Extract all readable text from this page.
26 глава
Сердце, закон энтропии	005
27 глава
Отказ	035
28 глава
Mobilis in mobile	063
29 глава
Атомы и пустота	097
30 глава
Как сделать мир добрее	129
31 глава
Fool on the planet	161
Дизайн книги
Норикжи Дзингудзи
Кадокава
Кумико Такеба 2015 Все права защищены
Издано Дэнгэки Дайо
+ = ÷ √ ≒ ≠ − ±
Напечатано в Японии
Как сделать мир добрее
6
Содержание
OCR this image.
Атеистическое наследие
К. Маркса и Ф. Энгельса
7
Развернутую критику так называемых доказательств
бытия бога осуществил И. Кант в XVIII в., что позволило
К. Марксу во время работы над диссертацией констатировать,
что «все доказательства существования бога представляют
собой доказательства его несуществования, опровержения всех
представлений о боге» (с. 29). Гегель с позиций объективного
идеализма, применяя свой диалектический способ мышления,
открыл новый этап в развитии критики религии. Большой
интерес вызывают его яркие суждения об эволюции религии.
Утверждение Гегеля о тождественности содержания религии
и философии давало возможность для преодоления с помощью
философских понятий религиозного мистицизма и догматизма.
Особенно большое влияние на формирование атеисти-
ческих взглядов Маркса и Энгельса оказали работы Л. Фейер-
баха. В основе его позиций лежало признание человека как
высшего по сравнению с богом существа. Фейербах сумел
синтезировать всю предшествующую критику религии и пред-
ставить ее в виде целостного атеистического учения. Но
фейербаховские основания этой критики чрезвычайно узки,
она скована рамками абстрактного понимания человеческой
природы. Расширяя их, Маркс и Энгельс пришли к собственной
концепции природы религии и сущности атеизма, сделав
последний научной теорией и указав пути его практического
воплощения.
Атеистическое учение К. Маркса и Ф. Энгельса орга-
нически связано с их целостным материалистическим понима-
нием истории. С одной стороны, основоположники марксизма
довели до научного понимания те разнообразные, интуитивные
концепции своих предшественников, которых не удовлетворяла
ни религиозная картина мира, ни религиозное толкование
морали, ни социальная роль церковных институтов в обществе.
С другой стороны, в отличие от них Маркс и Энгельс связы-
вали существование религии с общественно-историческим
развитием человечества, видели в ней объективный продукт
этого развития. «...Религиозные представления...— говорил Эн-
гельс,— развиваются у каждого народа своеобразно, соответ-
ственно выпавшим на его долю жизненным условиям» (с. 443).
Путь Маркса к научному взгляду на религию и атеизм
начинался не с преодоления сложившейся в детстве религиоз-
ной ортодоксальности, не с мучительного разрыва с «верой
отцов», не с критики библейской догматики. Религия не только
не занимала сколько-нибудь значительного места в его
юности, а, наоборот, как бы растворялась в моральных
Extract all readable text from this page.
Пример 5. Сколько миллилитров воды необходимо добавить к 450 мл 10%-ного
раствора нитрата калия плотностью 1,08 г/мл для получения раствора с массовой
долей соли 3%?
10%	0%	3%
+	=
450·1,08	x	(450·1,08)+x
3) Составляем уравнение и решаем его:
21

Exercise = Using the material above, copy every line in which the string "понимания" occurs.

Answer to this problem =
она скована рамками абстрактного понимания человеческой
довели до научного понимания те разнообразные, интуитивные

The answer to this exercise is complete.